■ **What to work on**
Below are the records; copy each line in them that holds the word "title".
- - -
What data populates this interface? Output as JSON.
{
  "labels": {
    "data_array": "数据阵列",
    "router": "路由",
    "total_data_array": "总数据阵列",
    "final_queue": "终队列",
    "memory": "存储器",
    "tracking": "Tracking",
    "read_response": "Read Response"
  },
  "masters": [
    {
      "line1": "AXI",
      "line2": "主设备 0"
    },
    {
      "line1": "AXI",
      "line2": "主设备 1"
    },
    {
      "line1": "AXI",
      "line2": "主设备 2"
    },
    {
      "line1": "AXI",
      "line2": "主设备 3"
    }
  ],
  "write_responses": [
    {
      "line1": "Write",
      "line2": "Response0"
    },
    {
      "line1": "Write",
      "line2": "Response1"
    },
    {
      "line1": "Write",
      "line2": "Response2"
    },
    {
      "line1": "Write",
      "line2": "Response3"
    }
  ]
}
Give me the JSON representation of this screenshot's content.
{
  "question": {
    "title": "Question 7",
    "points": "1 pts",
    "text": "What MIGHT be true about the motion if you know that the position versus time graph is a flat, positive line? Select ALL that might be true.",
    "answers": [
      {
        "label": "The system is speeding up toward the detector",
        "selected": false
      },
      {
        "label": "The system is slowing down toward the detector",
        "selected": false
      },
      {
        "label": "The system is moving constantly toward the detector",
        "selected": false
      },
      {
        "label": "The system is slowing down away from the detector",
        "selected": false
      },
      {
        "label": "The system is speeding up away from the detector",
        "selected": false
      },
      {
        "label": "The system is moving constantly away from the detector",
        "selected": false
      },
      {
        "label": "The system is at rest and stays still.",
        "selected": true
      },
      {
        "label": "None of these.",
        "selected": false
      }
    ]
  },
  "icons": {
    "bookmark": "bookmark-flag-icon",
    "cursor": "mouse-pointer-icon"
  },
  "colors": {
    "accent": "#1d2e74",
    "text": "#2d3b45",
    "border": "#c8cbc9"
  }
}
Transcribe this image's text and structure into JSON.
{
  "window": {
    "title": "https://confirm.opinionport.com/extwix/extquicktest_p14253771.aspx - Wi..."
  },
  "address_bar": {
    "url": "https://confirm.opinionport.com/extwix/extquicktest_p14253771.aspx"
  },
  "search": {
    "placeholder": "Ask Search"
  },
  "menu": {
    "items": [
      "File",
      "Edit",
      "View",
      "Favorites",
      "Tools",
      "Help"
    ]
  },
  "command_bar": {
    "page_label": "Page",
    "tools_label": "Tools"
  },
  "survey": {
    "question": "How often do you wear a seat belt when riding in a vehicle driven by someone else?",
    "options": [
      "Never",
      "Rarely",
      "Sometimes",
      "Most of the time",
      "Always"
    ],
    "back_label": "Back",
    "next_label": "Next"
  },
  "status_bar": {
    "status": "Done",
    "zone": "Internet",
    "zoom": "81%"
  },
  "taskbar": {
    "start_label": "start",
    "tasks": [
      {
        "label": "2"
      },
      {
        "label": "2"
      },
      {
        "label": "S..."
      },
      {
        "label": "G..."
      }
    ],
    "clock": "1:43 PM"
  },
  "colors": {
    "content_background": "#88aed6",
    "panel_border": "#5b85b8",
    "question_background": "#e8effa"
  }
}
- - -
■ **Result for this exercise**
    "title": "Question 7",
    "title": "https://confirm.opinionport.com/extwix/extquicktest_p14253771.aspx - Wi..."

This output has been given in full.